WORK REQUIRED:
Every line holding the string "title" should be gathered.

EXTRACTED RECORDS:
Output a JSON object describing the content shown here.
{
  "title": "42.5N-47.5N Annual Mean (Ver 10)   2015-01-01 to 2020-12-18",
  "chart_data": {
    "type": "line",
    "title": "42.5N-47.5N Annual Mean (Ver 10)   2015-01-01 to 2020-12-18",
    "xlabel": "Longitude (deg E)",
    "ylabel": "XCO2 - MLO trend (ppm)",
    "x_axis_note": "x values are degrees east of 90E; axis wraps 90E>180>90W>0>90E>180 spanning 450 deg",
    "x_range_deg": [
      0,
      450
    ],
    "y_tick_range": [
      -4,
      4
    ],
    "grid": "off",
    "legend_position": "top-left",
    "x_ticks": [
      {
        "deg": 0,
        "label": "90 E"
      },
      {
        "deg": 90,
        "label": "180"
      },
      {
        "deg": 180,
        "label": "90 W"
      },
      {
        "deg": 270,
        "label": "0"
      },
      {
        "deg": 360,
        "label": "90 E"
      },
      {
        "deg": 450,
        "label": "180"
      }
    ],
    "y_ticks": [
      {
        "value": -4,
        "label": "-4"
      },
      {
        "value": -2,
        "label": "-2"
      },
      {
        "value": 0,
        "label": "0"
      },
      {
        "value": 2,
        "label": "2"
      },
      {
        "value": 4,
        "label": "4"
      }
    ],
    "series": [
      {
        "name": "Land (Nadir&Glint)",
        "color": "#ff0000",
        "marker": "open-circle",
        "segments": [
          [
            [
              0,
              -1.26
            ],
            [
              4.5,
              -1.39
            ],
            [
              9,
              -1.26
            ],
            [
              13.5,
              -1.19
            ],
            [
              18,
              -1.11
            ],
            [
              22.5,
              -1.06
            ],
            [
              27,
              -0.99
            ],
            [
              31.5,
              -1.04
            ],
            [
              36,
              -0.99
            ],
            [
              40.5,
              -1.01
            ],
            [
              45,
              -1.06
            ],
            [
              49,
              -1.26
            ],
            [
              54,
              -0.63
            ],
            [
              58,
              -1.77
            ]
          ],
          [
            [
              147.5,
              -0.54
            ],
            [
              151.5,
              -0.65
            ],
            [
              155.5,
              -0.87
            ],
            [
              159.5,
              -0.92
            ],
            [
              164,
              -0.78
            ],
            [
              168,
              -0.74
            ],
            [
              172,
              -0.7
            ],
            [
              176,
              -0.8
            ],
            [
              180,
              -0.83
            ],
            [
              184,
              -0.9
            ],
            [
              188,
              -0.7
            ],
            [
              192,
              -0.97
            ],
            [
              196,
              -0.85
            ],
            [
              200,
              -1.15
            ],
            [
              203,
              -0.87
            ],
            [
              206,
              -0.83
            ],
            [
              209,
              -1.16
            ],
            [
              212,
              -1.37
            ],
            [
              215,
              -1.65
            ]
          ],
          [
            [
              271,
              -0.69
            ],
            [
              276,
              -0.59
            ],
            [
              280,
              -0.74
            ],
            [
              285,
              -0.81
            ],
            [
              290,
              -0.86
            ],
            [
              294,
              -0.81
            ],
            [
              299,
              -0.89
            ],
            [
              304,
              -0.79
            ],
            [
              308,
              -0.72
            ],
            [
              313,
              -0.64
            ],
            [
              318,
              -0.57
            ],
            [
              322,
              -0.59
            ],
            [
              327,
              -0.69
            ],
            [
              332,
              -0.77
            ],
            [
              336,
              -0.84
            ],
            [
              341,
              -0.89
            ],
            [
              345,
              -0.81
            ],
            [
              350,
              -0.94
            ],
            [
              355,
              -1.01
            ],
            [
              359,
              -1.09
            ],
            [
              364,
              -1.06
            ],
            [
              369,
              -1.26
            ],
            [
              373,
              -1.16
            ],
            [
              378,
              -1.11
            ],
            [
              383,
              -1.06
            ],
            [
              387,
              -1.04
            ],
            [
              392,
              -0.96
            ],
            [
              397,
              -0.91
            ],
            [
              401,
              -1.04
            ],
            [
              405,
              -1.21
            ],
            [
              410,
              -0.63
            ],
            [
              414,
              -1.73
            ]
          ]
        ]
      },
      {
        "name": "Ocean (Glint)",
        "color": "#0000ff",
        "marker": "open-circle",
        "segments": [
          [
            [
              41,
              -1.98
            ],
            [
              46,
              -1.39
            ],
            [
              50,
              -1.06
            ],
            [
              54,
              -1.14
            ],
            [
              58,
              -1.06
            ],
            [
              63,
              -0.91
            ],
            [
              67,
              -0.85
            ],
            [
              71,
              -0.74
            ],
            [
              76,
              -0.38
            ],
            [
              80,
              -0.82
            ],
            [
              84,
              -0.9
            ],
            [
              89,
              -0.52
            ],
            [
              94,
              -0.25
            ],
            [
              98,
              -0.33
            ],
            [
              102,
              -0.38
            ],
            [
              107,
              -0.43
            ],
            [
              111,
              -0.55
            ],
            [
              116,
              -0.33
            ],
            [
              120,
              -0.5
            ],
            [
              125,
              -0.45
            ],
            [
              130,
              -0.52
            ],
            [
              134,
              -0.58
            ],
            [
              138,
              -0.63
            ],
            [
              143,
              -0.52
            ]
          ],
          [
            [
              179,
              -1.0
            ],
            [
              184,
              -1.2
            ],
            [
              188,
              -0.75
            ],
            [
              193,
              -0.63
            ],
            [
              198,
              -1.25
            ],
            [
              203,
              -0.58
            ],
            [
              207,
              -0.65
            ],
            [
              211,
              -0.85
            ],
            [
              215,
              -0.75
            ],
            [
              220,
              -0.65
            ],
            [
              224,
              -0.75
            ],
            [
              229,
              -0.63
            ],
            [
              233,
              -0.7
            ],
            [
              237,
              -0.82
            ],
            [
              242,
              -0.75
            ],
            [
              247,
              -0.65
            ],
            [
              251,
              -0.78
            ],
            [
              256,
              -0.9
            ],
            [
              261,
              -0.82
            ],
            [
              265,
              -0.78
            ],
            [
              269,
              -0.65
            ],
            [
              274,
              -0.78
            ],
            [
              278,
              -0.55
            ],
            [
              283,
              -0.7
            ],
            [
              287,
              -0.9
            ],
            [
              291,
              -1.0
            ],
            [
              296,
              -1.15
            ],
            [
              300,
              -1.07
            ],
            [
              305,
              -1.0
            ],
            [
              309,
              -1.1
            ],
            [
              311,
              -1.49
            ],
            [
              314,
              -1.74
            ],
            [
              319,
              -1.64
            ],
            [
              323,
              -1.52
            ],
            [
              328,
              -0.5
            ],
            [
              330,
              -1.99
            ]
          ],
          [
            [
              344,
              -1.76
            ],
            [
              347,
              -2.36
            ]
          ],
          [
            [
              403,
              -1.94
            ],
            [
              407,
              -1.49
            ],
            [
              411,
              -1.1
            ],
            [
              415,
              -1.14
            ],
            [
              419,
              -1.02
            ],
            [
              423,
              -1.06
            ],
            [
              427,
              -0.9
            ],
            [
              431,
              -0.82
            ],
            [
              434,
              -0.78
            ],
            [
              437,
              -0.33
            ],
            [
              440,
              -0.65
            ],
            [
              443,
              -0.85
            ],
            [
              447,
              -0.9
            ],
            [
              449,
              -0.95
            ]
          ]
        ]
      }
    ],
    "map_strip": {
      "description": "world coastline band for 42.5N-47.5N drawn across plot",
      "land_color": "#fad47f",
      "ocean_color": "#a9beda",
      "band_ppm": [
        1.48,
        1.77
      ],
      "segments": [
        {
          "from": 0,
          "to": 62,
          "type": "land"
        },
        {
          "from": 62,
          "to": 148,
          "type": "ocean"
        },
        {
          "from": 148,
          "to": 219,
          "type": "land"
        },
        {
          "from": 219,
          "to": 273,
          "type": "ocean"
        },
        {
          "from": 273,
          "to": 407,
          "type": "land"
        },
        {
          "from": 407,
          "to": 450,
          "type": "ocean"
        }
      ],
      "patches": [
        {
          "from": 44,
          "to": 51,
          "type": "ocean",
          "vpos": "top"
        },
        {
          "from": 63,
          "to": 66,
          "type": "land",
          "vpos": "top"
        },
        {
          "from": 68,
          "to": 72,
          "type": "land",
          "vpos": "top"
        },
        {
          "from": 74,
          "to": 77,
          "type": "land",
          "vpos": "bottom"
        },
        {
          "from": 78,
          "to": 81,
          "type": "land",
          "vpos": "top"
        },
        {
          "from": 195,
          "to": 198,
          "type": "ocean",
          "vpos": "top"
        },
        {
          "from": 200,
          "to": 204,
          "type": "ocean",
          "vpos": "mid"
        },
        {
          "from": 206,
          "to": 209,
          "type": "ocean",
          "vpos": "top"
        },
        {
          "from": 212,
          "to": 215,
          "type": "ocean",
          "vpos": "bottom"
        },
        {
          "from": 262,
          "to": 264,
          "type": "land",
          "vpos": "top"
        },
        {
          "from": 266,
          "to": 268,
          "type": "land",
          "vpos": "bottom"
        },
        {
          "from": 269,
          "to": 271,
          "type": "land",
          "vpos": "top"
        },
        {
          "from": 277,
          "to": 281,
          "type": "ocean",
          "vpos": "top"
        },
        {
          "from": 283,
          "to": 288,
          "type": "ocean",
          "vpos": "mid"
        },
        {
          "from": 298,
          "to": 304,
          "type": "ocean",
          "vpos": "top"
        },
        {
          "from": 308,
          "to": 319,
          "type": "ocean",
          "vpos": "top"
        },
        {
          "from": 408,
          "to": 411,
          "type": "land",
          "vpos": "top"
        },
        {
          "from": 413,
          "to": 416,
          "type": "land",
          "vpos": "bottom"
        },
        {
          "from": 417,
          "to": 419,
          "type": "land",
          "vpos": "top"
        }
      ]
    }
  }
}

ANSWER TO THIS EXERCISE:
  "title": "42.5N-47.5N Annual Mean (Ver 10)   2015-01-01 to 2020-12-18",
    "title": "42.5N-47.5N Annual Mean (Ver 10)   2015-01-01 to 2020-12-18",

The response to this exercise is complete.